#### Requirement
Copy the following lines verbatim, starting at the line containing "Patent image size: (790, 932)." and ending at the line containing "The upper long hole 86 is at (370, 384).", with both of those lines included.

#### Listed records
────

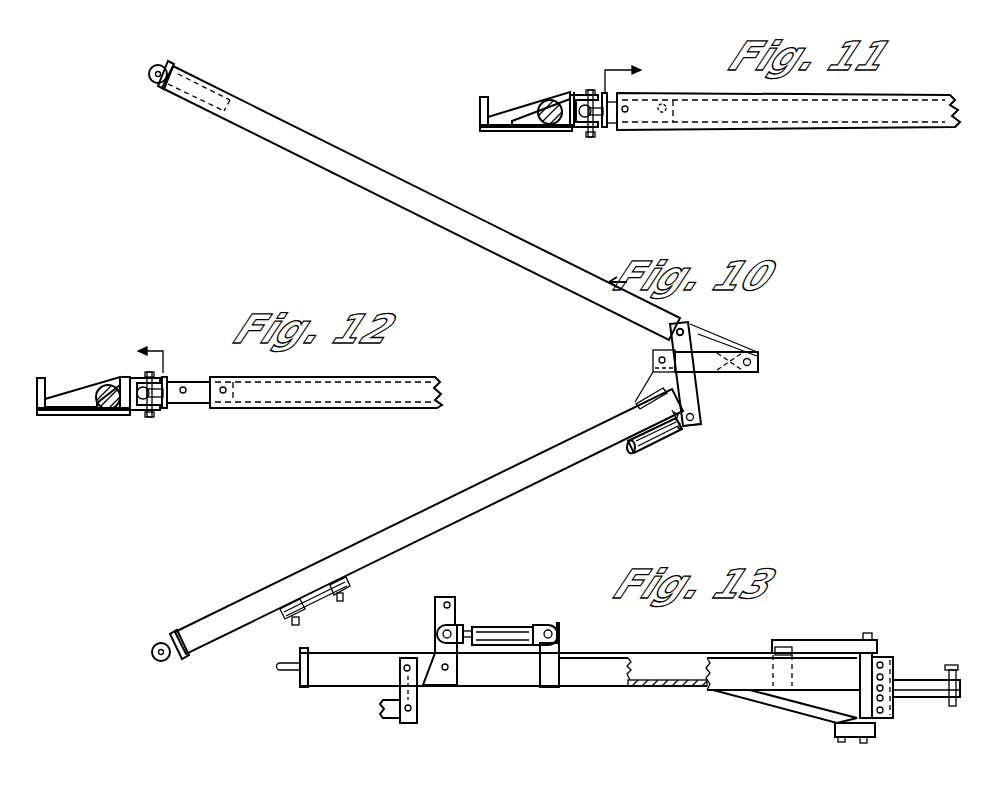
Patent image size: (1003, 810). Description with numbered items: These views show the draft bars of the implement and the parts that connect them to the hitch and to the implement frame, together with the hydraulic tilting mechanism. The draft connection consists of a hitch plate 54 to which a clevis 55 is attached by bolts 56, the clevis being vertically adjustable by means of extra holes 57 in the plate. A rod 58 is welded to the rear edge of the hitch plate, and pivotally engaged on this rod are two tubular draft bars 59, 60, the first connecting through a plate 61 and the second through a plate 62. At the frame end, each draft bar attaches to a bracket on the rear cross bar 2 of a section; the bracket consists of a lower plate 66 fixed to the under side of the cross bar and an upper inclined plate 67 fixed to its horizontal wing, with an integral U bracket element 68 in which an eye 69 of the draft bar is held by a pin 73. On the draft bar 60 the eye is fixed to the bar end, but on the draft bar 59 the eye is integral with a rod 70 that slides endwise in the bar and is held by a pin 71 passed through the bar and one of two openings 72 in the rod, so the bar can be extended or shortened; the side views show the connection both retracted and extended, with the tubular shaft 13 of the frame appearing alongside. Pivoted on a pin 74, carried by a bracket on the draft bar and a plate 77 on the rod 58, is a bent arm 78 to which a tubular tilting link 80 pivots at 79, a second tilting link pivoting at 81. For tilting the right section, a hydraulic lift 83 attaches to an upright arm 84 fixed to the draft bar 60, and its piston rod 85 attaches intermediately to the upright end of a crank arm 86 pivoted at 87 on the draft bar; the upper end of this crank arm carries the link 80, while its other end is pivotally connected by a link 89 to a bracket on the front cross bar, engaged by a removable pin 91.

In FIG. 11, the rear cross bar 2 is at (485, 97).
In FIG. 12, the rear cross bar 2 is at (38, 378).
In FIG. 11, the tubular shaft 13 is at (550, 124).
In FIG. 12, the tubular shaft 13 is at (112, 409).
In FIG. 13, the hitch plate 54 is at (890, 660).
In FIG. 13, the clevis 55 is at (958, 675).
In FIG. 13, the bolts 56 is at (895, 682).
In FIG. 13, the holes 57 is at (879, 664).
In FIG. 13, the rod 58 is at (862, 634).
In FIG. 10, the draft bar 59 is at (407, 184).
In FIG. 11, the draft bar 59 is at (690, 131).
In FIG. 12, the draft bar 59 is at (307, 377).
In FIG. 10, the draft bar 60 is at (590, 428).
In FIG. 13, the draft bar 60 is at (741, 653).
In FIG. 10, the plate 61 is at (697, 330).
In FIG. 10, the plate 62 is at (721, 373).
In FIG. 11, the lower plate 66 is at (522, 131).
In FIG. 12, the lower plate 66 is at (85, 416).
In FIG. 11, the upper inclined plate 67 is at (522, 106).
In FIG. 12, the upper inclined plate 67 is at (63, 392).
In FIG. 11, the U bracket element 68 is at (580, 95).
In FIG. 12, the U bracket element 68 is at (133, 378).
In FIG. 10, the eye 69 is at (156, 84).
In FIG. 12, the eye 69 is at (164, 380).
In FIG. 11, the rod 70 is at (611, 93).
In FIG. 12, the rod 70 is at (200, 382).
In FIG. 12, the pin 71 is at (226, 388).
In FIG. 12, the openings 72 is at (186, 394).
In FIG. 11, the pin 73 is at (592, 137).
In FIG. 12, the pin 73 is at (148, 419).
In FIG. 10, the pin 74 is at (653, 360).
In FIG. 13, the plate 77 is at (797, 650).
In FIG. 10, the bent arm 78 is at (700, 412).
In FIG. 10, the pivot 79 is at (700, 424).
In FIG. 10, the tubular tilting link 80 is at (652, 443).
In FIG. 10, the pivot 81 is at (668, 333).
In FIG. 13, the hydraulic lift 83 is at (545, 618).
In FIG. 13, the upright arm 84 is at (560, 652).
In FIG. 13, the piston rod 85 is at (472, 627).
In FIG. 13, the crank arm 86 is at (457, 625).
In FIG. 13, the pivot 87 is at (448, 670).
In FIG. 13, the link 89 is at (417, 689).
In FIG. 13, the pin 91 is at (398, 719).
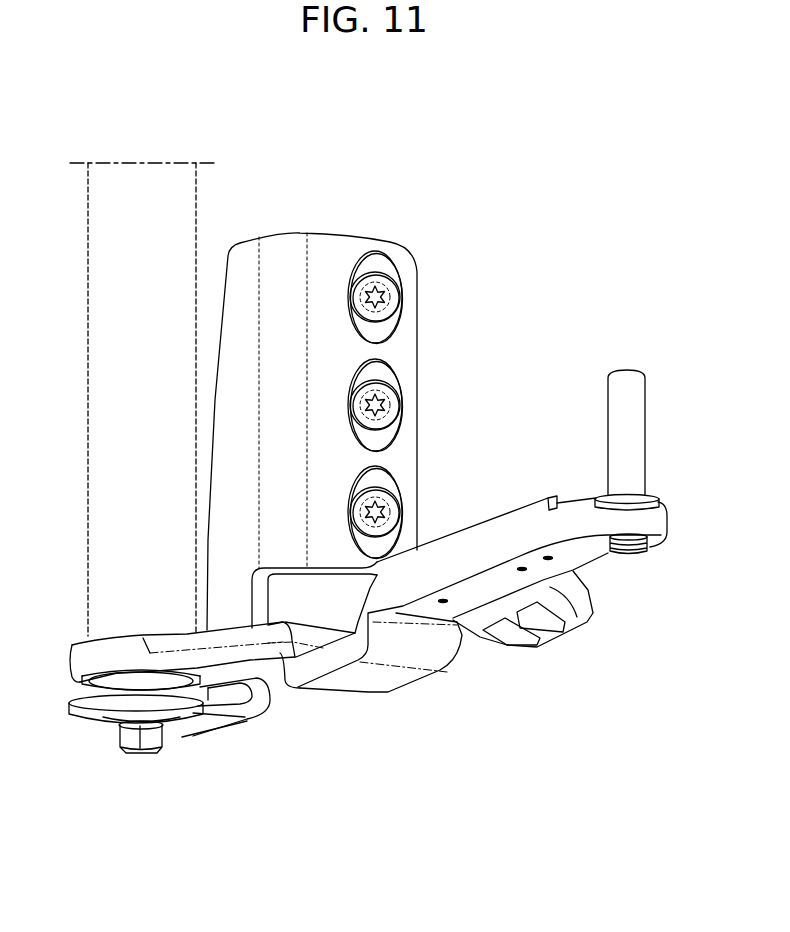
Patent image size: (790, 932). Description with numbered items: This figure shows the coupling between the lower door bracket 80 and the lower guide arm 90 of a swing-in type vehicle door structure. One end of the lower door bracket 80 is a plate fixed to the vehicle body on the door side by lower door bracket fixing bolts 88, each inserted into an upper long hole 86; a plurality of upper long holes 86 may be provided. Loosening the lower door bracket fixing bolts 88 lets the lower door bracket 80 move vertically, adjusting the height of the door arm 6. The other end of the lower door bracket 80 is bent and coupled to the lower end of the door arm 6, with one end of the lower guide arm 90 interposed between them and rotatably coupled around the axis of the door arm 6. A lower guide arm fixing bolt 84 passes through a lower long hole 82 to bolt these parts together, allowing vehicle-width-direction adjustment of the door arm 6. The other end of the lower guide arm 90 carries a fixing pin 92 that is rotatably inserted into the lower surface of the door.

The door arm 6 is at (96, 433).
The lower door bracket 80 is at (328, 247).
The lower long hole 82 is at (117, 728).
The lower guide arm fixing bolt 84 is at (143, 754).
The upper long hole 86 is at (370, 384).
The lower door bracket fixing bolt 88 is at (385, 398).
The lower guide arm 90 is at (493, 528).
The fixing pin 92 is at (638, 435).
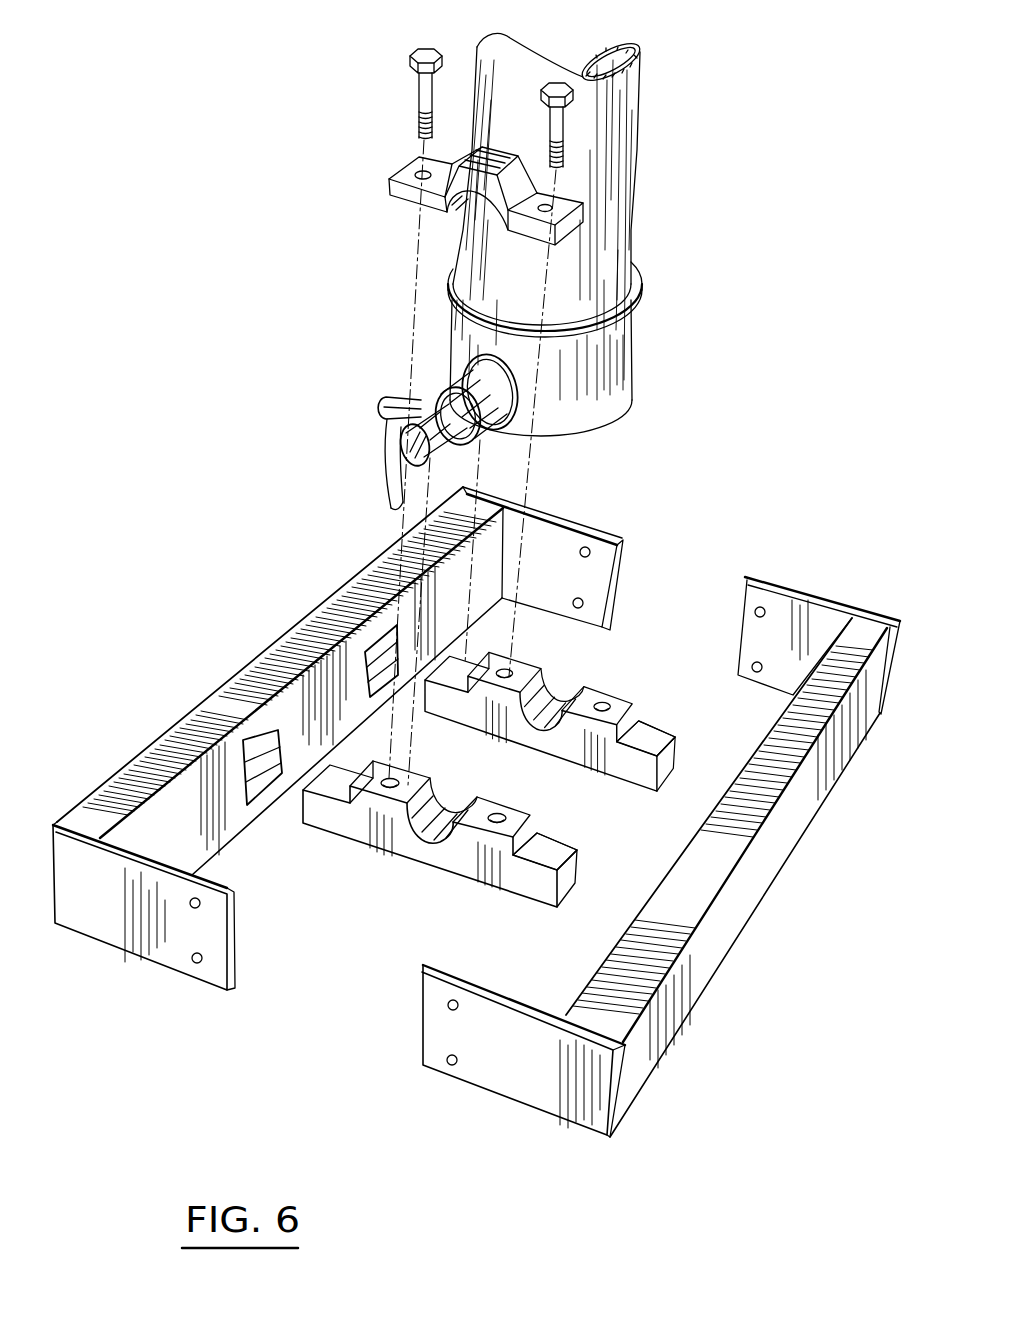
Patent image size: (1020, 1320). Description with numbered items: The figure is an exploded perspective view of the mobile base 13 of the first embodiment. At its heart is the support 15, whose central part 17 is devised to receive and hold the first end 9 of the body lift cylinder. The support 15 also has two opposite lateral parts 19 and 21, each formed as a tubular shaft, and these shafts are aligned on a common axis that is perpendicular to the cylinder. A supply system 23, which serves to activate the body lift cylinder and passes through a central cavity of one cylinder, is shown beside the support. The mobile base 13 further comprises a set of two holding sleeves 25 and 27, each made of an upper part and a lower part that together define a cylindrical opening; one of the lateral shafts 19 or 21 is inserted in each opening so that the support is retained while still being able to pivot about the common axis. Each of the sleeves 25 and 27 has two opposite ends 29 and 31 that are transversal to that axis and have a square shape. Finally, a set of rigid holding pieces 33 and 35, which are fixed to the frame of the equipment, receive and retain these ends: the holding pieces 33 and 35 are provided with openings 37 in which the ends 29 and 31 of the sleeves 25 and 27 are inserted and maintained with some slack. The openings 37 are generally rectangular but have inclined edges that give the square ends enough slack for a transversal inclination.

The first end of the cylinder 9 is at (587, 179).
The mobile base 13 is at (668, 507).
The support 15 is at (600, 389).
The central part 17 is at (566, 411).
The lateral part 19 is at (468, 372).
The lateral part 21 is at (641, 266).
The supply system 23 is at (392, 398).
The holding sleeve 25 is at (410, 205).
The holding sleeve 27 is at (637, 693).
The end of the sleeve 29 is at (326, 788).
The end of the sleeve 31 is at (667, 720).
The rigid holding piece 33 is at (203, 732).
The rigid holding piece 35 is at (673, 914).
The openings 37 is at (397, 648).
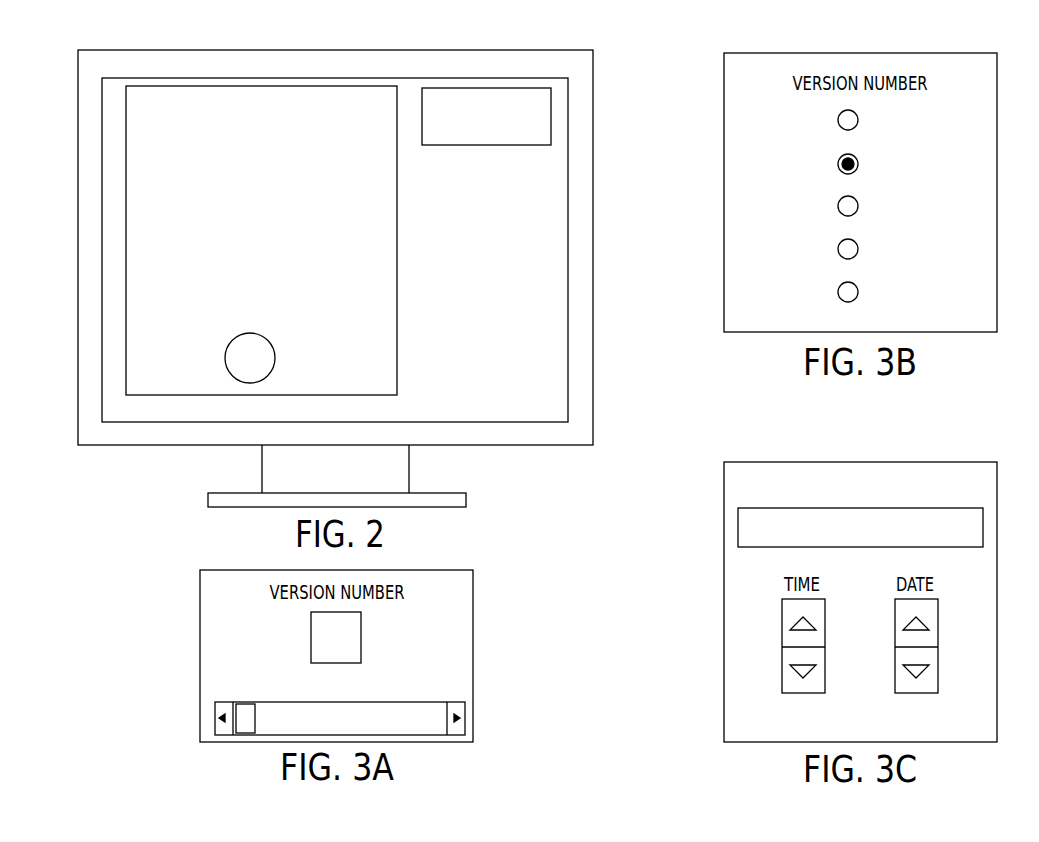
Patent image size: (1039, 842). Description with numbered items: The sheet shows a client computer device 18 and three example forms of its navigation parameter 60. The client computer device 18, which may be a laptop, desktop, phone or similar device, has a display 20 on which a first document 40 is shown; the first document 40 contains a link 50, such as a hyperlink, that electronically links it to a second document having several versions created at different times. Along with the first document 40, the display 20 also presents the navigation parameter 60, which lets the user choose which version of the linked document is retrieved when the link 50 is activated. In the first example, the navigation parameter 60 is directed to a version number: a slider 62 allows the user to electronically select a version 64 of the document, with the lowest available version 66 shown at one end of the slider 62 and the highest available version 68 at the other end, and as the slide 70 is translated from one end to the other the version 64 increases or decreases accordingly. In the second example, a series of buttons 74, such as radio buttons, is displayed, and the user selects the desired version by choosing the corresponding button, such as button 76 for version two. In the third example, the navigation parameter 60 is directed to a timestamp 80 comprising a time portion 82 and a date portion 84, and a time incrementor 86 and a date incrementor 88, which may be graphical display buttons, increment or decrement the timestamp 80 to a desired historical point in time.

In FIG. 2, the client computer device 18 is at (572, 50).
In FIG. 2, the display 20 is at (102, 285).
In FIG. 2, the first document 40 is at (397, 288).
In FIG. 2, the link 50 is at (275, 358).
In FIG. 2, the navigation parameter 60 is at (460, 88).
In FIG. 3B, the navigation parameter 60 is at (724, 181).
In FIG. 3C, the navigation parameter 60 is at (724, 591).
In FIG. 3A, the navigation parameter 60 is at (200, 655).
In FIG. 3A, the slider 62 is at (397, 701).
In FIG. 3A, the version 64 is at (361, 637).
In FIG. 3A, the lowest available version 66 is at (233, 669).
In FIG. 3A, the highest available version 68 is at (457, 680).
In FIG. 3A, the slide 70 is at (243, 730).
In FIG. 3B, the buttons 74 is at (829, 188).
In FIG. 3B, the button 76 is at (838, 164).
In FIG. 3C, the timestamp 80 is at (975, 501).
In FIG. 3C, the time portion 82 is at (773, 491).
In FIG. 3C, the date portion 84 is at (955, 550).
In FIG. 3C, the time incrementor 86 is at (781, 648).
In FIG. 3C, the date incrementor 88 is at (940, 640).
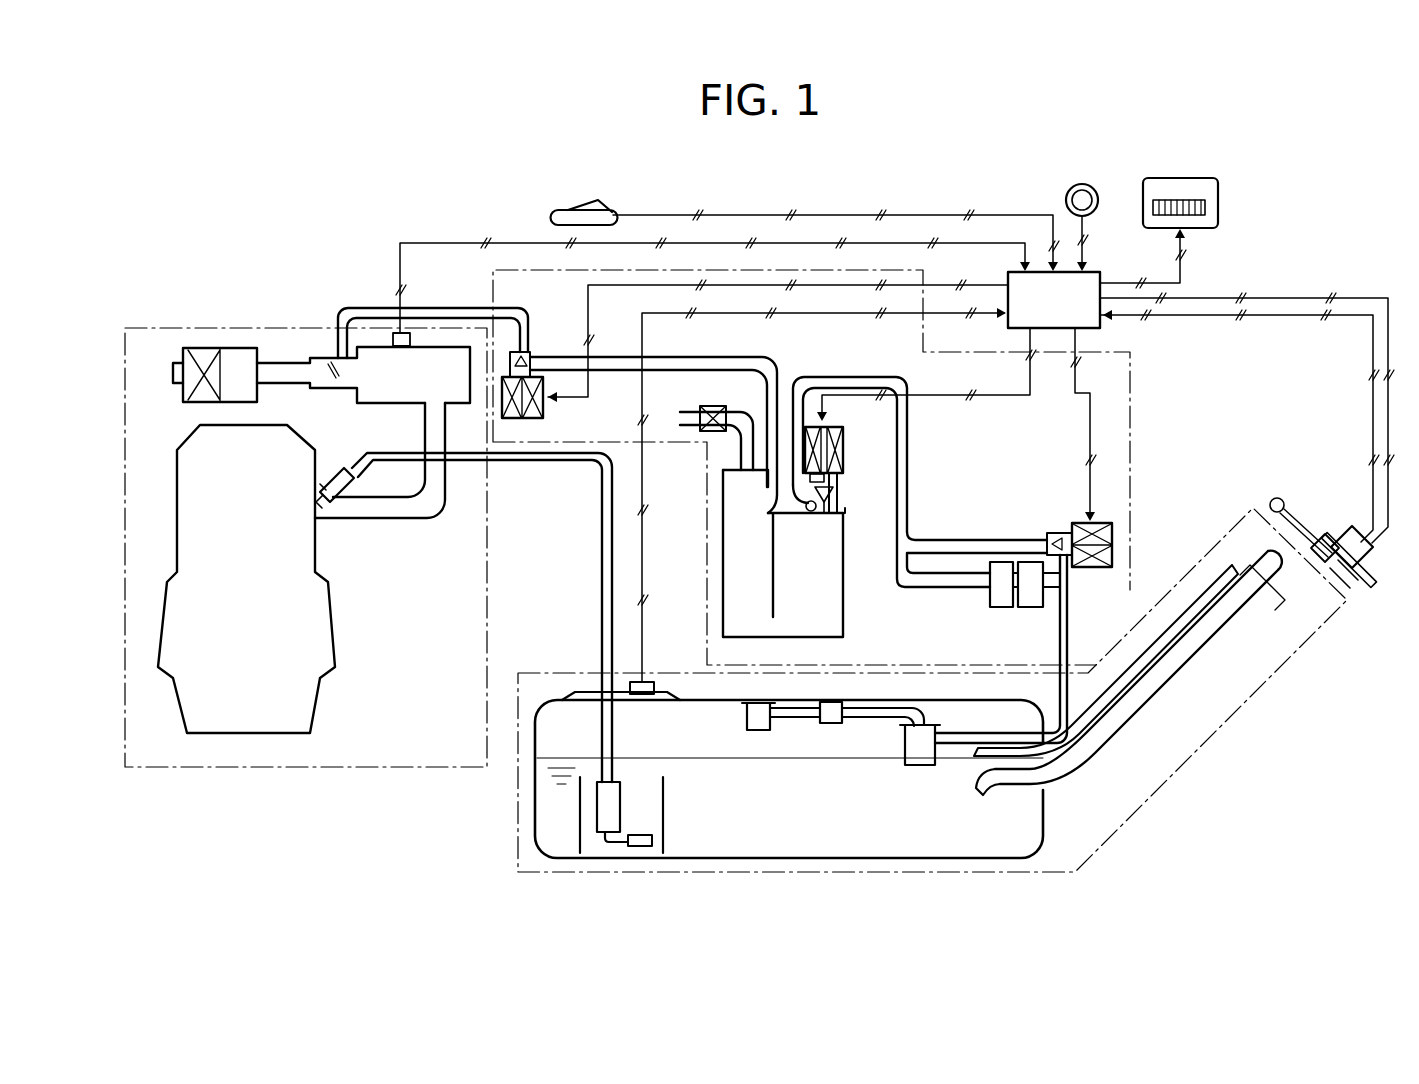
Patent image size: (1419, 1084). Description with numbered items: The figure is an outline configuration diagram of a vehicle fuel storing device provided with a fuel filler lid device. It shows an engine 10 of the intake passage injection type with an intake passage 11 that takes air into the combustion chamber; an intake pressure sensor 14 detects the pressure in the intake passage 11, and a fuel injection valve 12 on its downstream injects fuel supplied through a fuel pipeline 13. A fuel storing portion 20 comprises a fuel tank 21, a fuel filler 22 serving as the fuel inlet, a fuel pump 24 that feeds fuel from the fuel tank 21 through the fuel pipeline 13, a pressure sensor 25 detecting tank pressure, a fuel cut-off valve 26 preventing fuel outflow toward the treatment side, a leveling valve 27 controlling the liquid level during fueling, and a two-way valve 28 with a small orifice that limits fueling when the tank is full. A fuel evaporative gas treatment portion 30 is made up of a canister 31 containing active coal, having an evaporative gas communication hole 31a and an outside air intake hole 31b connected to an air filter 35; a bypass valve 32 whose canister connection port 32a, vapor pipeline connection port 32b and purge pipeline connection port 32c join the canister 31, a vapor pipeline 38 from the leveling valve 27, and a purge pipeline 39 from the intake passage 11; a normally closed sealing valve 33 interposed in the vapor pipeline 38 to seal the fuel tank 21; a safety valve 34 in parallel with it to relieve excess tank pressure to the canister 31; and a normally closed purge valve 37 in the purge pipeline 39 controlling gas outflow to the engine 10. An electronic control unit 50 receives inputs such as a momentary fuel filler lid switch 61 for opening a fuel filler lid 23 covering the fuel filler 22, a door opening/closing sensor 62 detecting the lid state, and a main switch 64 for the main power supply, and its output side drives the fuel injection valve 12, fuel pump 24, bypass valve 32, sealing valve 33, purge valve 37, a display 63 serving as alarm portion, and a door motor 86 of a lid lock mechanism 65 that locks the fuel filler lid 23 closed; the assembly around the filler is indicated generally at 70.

────

#### Solution to this problem
Patent image size: (790, 932). Description with numbered items: This figure shows the coupling between the lower door bracket 80 and the lower guide arm 90 of a swing-in type vehicle door structure. One end of the lower door bracket 80 is a plate fixed to the vehicle body on the door side by lower door bracket fixing bolts 88, each inserted into an upper long hole 86; a plurality of upper long holes 86 may be provided. Loosening the lower door bracket fixing bolts 88 lets the lower door bracket 80 move vertically, adjusting the height of the door arm 6. The other end of the lower door bracket 80 is bent and coupled to the lower end of the door arm 6, with one end of the lower guide arm 90 interposed between them and rotatably coupled around the axis of the door arm 6. A lower guide arm fixing bolt 84 passes through a lower long hole 82 to bolt these parts together, allowing vehicle-width-direction adjustment of the door arm 6. The other end of the lower guide arm 90 carries a fixing pin 92 that is rotatably inserted into the lower surface of the door.

The door arm 6 is at (96, 433).
The lower door bracket 80 is at (328, 247).
The lower long hole 82 is at (117, 728).
The lower guide arm fixing bolt 84 is at (143, 754).
The upper long hole 86 is at (370, 384).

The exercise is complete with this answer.